Restate the records below word for word.

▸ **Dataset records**
______________________________

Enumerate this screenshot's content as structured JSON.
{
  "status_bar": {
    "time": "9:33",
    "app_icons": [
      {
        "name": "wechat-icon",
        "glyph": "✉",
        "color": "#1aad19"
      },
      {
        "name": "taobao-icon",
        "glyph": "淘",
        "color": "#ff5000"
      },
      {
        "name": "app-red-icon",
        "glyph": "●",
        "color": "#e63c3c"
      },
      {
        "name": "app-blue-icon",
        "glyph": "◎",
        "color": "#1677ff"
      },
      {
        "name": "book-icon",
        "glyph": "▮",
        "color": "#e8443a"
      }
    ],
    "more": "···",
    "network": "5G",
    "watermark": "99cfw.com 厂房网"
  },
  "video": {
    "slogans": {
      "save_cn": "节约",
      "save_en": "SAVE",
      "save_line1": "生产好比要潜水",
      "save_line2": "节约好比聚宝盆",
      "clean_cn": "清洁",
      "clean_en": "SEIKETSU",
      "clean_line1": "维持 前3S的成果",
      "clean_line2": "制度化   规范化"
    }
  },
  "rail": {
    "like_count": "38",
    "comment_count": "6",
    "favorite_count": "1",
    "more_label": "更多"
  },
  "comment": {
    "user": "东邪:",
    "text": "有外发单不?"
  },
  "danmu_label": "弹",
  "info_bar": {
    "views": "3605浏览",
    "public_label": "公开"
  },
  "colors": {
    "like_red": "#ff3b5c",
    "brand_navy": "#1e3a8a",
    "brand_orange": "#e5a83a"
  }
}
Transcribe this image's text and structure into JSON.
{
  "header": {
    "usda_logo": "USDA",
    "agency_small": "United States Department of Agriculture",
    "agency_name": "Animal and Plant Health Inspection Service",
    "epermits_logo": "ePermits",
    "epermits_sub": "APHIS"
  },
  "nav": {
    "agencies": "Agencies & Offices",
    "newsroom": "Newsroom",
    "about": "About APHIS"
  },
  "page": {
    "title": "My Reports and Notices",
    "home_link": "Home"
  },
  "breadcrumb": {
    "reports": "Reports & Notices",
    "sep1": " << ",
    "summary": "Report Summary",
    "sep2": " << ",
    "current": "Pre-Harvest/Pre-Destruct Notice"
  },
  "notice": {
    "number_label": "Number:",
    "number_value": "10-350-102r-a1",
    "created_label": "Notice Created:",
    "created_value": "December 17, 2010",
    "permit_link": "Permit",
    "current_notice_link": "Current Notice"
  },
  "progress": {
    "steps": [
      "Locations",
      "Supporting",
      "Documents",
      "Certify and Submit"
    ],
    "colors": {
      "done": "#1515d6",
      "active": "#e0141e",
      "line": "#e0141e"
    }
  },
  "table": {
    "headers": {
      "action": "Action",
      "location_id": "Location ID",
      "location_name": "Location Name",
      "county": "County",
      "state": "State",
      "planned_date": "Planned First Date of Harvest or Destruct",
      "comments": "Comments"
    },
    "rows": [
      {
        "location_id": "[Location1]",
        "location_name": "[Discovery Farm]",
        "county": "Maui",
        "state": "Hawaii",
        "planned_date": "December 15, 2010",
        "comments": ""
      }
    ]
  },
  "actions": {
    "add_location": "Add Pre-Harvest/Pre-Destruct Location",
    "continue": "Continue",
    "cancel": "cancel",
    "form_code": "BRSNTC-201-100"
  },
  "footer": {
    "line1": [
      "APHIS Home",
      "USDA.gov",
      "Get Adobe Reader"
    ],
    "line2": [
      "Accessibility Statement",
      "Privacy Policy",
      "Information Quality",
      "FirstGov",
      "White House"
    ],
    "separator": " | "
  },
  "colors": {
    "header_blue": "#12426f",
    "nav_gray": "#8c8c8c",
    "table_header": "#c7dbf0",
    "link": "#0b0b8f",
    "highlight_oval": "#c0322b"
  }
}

______________________________

▸ **Answer to the exercise**
Enumerate this screenshot's content as structured JSON.
{
  "status_bar": {
    "time": "9:33",
    "app_icons": [
      {
        "name": "wechat-icon",
        "glyph": "✉",
        "color": "#1aad19"
      },
      {
        "name": "taobao-icon",
        "glyph": "淘",
        "color": "#ff5000"
      },
      {
        "name": "app-red-icon",
        "glyph": "●",
        "color": "#e63c3c"
      },
      {
        "name": "app-blue-icon",
        "glyph": "◎",
        "color": "#1677ff"
      },
      {
        "name": "book-icon",
        "glyph": "▮",
        "color": "#e8443a"
      }
    ],
    "more": "···",
    "network": "5G",
    "watermark": "99cfw.com 厂房网"
  },
  "video": {
    "slogans": {
      "save_cn": "节约",
      "save_en": "SAVE",
      "save_line1": "生产好比要潜水",
      "save_line2": "节约好比聚宝盆",
      "clean_cn": "清洁",
      "clean_en": "SEIKETSU",
      "clean_line1": "维持 前3S的成果",
      "clean_line2": "制度化   规范化"
    }
  },
  "rail": {
    "like_count": "38",
    "comment_count": "6",
    "favorite_count": "1",
    "more_label": "更多"
  },
  "comment": {
    "user": "东邪:",
    "text": "有外发单不?"
  },
  "danmu_label": "弹",
  "info_bar": {
    "views": "3605浏览",
    "public_label": "公开"
  },
  "colors": {
    "like_red": "#ff3b5c",
    "brand_navy": "#1e3a8a",
    "brand_orange": "#e5a83a"
  }
}
Transcribe this image's text and structure into JSON.
{
  "header": {
    "usda_logo": "USDA",
    "agency_small": "United States Department of Agriculture",
    "agency_name": "Animal and Plant Health Inspection Service",
    "epermits_logo": "ePermits",
    "epermits_sub": "APHIS"
  },
  "nav": {
    "agencies": "Agencies & Offices",
    "newsroom": "Newsroom",
    "about": "About APHIS"
  },
  "page": {
    "title": "My Reports and Notices",
    "home_link": "Home"
  },
  "breadcrumb": {
    "reports": "Reports & Notices",
    "sep1": " << ",
    "summary": "Report Summary",
    "sep2": " << ",
    "current": "Pre-Harvest/Pre-Destruct Notice"
  },
  "notice": {
    "number_label": "Number:",
    "number_value": "10-350-102r-a1",
    "created_label": "Notice Created:",
    "created_value": "December 17, 2010",
    "permit_link": "Permit",
    "current_notice_link": "Current Notice"
  },
  "progress": {
    "steps": [
      "Locations",
      "Supporting",
      "Documents",
      "Certify and Submit"
    ],
    "colors": {
      "done": "#1515d6",
      "active": "#e0141e",
      "line": "#e0141e"
    }
  },
  "table": {
    "headers": {
      "action": "Action",
      "location_id": "Location ID",
      "location_name": "Location Name",
      "county": "County",
      "state": "State",
      "planned_date": "Planned First Date of Harvest or Destruct",
      "comments": "Comments"
    },
    "rows": [
      {
        "location_id": "[Location1]",
        "location_name": "[Discovery Farm]",
        "county": "Maui",
        "state": "Hawaii",
        "planned_date": "December 15, 2010",
        "comments": ""
      }
    ]
  },
  "actions": {
    "add_location": "Add Pre-Harvest/Pre-Destruct Location",
    "continue": "Continue",
    "cancel": "cancel",
    "form_code": "BRSNTC-201-100"
  },
  "footer": {
    "line1": [
      "APHIS Home",
      "USDA.gov",
      "Get Adobe Reader"
    ],
    "line2": [
      "Accessibility Statement",
      "Privacy Policy",
      "Information Quality",
      "FirstGov",
      "White House"
    ],
    "separator": " | "
  },
  "colors": {
    "header_blue": "#12426f",
    "nav_gray": "#8c8c8c",
    "table_header": "#c7dbf0",
    "link": "#0b0b8f",
    "highlight_oval": "#c0322b"
  }
}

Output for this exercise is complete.